Task directions:
Make an exact copy of the entries below with the pictures removed.

Stored data:
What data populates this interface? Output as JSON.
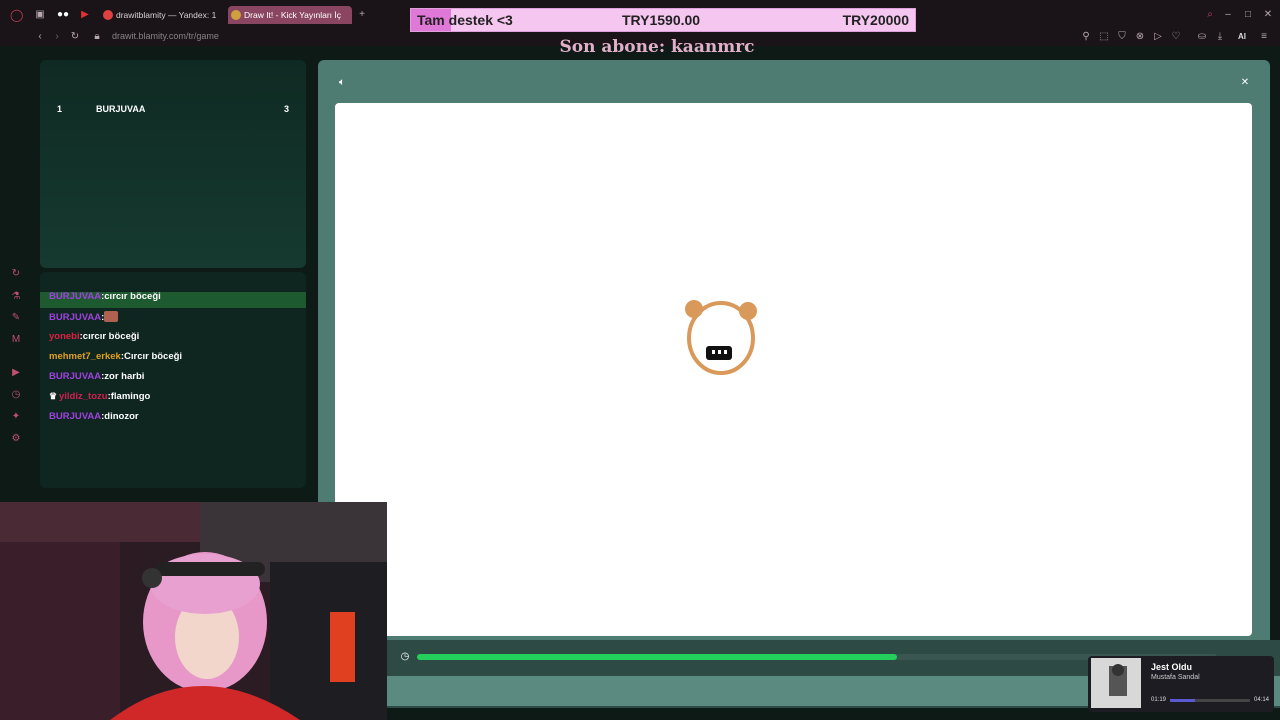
{
  "browser": {
    "tabs": [
      {
        "label": "drawitblamity — Yandex: 1",
        "favicon_color": "#e04040"
      },
      {
        "label": "Draw It! - Kick Yayınları İç",
        "favicon_color": "#d0a040"
      }
    ],
    "url": "drawit.blamity.com/tr/game",
    "ai_label": "AI"
  },
  "donation": {
    "text": "Tam destek <3",
    "current": "TRY1590.00",
    "goal": "TRY20000",
    "progress": 0.08
  },
  "subscriber": {
    "text": "Son abone: kaanmrc"
  },
  "leaderboard": {
    "rows": [
      {
        "rank": "1",
        "name": "BURJUVAA",
        "score": "3"
      }
    ]
  },
  "chat": {
    "messages": [
      {
        "user": "BURJUVAA",
        "sep": ":",
        "text": "cırcır böceği",
        "user_color": "#a040e0",
        "highlight": true
      },
      {
        "user": "BURJUVAA",
        "sep": ":",
        "text": "",
        "user_color": "#a040e0",
        "emote": true
      },
      {
        "user": "yonebi",
        "sep": ":",
        "text": "cırcır böceği",
        "user_color": "#e02040"
      },
      {
        "user": "mehmet7_erkek",
        "sep": ":",
        "text": "Cırcır böceği",
        "user_color": "#e0a020"
      },
      {
        "user": "BURJUVAA",
        "sep": ":",
        "text": "zor harbi",
        "user_color": "#a040e0"
      },
      {
        "user": "yildiz_tozu",
        "sep": ":",
        "text": "flamingo",
        "user_color": "#d02050",
        "badge": true
      },
      {
        "user": "BURJUVAA",
        "sep": ":",
        "text": "dinozor",
        "user_color": "#a040e0"
      }
    ]
  },
  "game": {
    "timer_progress": 0.6,
    "accent": "#22d05a"
  },
  "music": {
    "title": "Jest Oldu",
    "artist": "Mustafa Sandal",
    "current": "01:19",
    "duration": "04:14",
    "progress": 0.31
  }
}
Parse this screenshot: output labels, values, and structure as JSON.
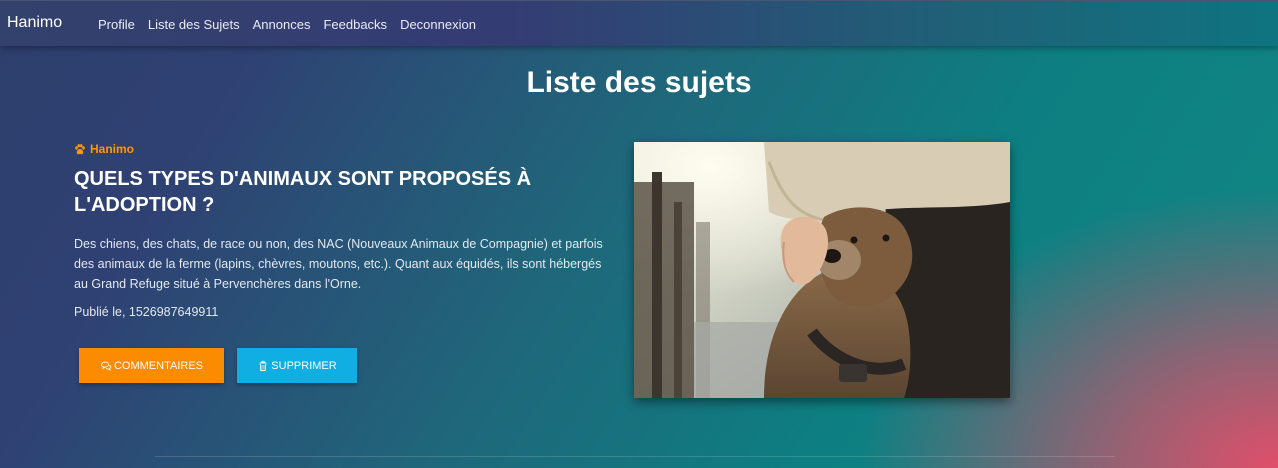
{
  "navbar": {
    "brand": "Hanimo",
    "links": [
      "Profile",
      "Liste des Sujets",
      "Annonces",
      "Feedbacks",
      "Deconnexion"
    ]
  },
  "page": {
    "title": "Liste des sujets"
  },
  "topic": {
    "tag": "Hanimo",
    "title": "QUELS TYPES D'ANIMAUX SONT PROPOSÉS À L'ADOPTION ?",
    "description": "Des chiens, des chats, de race ou non, des NAC (Nouveaux Animaux de Compagnie) et parfois des animaux de la ferme (lapins, chèvres, moutons, etc.). Quant aux équidés, ils sont hébergés au Grand Refuge situé à Pervenchères dans l'Orne.",
    "published": "Publié le, 1526987649911",
    "comments_label": "COMMENTAIRES",
    "delete_label": "SUPPRIMER",
    "image_alt": "dog-photo"
  },
  "colors": {
    "accent_orange": "#fb8b00",
    "accent_blue": "#10aee3",
    "tag_orange": "#ff9800"
  }
}
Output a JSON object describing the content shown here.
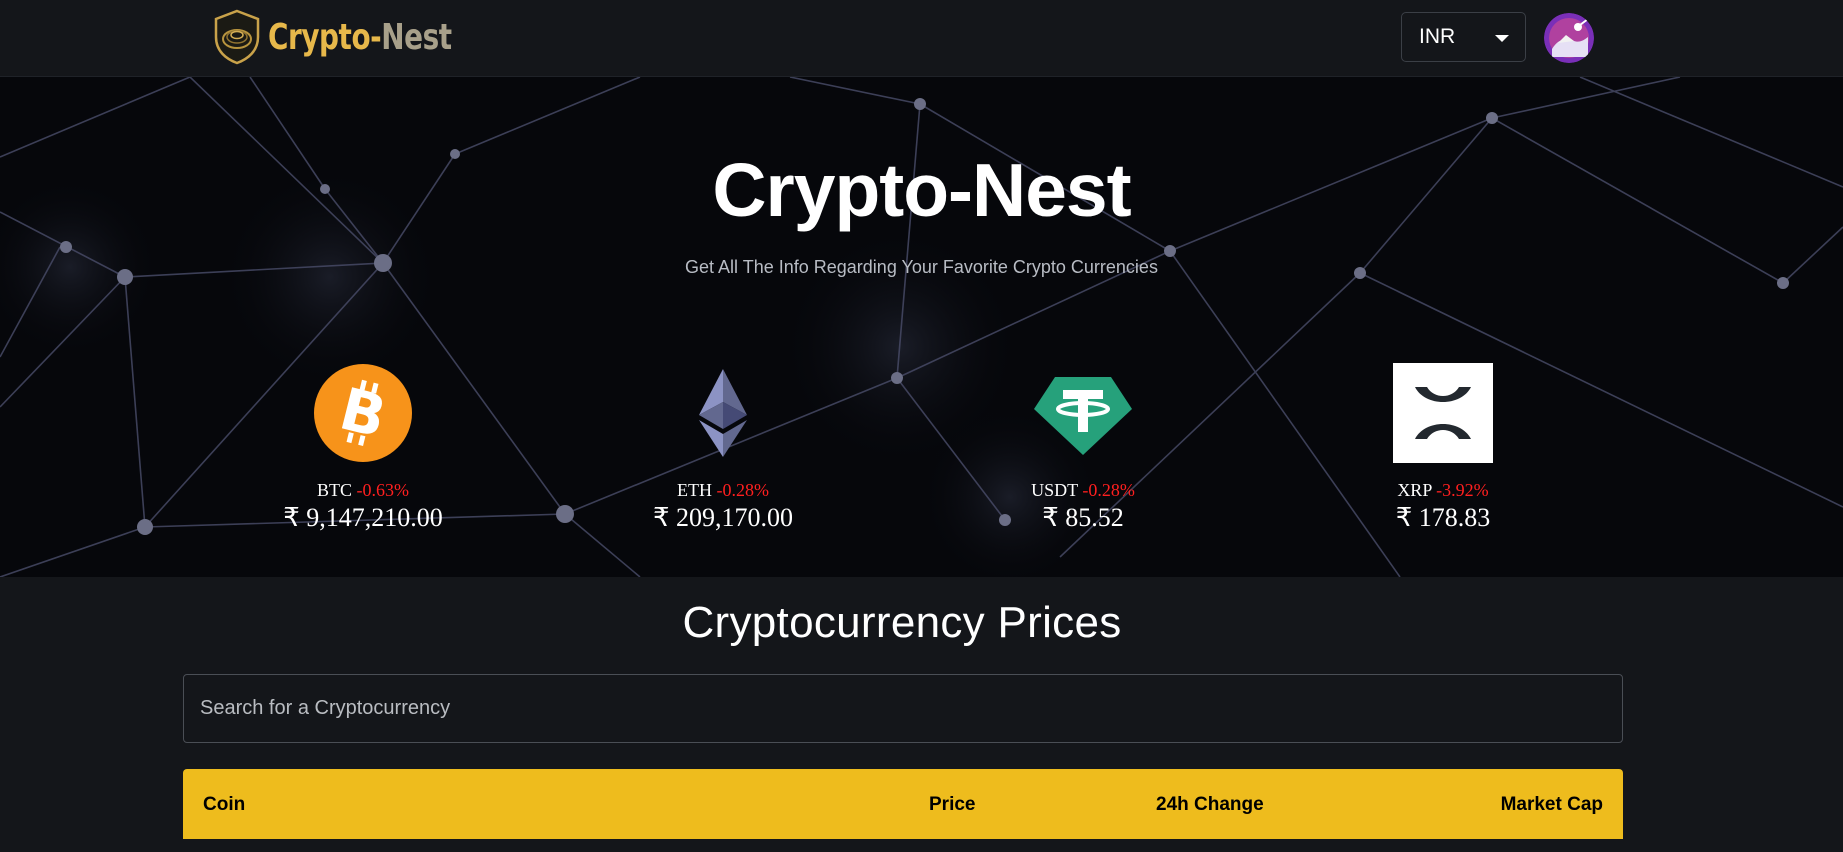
{
  "header": {
    "brand_primary": "Crypto-",
    "brand_secondary": "Nest",
    "currency_selected": "INR",
    "logo_icon": "nest-shield-logo",
    "avatar_icon": "user-avatar"
  },
  "hero": {
    "title": "Crypto-Nest",
    "subtitle": "Get All The Info Regarding Your Favorite Crypto Currencies"
  },
  "trending": [
    {
      "symbol": "BTC",
      "change": "-0.63%",
      "price": "₹ 9,147,210.00",
      "icon": "bitcoin-icon"
    },
    {
      "symbol": "ETH",
      "change": "-0.28%",
      "price": "₹ 209,170.00",
      "icon": "ethereum-icon"
    },
    {
      "symbol": "USDT",
      "change": "-0.28%",
      "price": "₹ 85.52",
      "icon": "tether-icon"
    },
    {
      "symbol": "XRP",
      "change": "-3.92%",
      "price": "₹ 178.83",
      "icon": "xrp-icon"
    }
  ],
  "prices": {
    "title": "Cryptocurrency Prices",
    "search_placeholder": "Search for a Cryptocurrency",
    "columns": [
      "Coin",
      "Price",
      "24h Change",
      "Market Cap"
    ]
  },
  "colors": {
    "background": "#14161a",
    "accent": "#eebc1d",
    "negative": "#ff1f1f",
    "bitcoin": "#f7931a",
    "tether": "#26a17b"
  }
}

Task result:
What data populates this interface? Output as JSON.
{
  "browser": {
    "tabs": [
      {
        "label": "drawitblamity — Yandex: 1",
        "favicon_color": "#e04040"
      },
      {
        "label": "Draw It! - Kick Yayınları İç",
        "favicon_color": "#d0a040"
      }
    ],
    "url": "drawit.blamity.com/tr/game",
    "ai_label": "AI"
  },
  "donation": {
    "text": "Tam destek <3",
    "current": "TRY1590.00",
    "goal": "TRY20000",
    "progress": 0.08
  },
  "subscriber": {
    "text": "Son abone: kaanmrc"
  },
  "leaderboard": {
    "rows": [
      {
        "rank": "1",
        "name": "BURJUVAA",
        "score": "3"
      }
    ]
  },
  "chat": {
    "messages": [
      {
        "user": "BURJUVAA",
        "sep": ":",
        "text": "cırcır böceği",
        "user_color": "#a040e0",
        "highlight": true
      },
      {
        "user": "BURJUVAA",
        "sep": ":",
        "text": "",
        "user_color": "#a040e0",
        "emote": true
      },
      {
        "user": "yonebi",
        "sep": ":",
        "text": "cırcır böceği",
        "user_color": "#e02040"
      },
      {
        "user": "mehmet7_erkek",
        "sep": ":",
        "text": "Cırcır böceği",
        "user_color": "#e0a020"
      },
      {
        "user": "BURJUVAA",
        "sep": ":",
        "text": "zor harbi",
        "user_color": "#a040e0"
      },
      {
        "user": "yildiz_tozu",
        "sep": ":",
        "text": "flamingo",
        "user_color": "#d02050",
        "badge": true
      },
      {
        "user": "BURJUVAA",
        "sep": ":",
        "text": "dinozor",
        "user_color": "#a040e0"
      }
    ]
  },
  "game": {
    "timer_progress": 0.6,
    "accent": "#22d05a"
  },
  "music": {
    "title": "Jest Oldu",
    "artist": "Mustafa Sandal",
    "current": "01:19",
    "duration": "04:14",
    "progress": 0.31
  }
}
Parse this screenshot: output labels, values, and structure as JSON.
{
  "navbar": {
    "brand": "Hanimo",
    "links": [
      "Profile",
      "Liste des Sujets",
      "Annonces",
      "Feedbacks",
      "Deconnexion"
    ]
  },
  "page": {
    "title": "Liste des sujets"
  },
  "topic": {
    "tag": "Hanimo",
    "title": "QUELS TYPES D'ANIMAUX SONT PROPOSÉS À L'ADOPTION ?",
    "description": "Des chiens, des chats, de race ou non, des NAC (Nouveaux Animaux de Compagnie) et parfois des animaux de la ferme (lapins, chèvres, moutons, etc.). Quant aux équidés, ils sont hébergés au Grand Refuge situé à Pervenchères dans l'Orne.",
    "published": "Publié le, 1526987649911",
    "comments_label": "COMMENTAIRES",
    "delete_label": "SUPPRIMER",
    "image_alt": "dog-photo"
  },
  "colors": {
    "accent_orange": "#fb8b00",
    "accent_blue": "#10aee3",
    "tag_orange": "#ff9800"
  }
}
Output a JSON object describing the content shown here.
{
  "header": {
    "brand_primary": "Crypto-",
    "brand_secondary": "Nest",
    "currency_selected": "INR",
    "logo_icon": "nest-shield-logo",
    "avatar_icon": "user-avatar"
  },
  "hero": {
    "title": "Crypto-Nest",
    "subtitle": "Get All The Info Regarding Your Favorite Crypto Currencies"
  },
  "trending": [
    {
      "symbol": "BTC",
      "change": "-0.63%",
      "price": "₹ 9,147,210.00",
      "icon": "bitcoin-icon"
    },
    {
      "symbol": "ETH",
      "change": "-0.28%",
      "price": "₹ 209,170.00",
      "icon": "ethereum-icon"
    },
    {
      "symbol": "USDT",
      "change": "-0.28%",
      "price": "₹ 85.52",
      "icon": "tether-icon"
    },
    {
      "symbol": "XRP",
      "change": "-3.92%",
      "price": "₹ 178.83",
      "icon": "xrp-icon"
    }
  ],
  "prices": {
    "title": "Cryptocurrency Prices",
    "search_placeholder": "Search for a Cryptocurrency",
    "columns": [
      "Coin",
      "Price",
      "24h Change",
      "Market Cap"
    ]
  },
  "colors": {
    "background": "#14161a",
    "accent": "#eebc1d",
    "negative": "#ff1f1f",
    "bitcoin": "#f7931a",
    "tether": "#26a17b"
  }
}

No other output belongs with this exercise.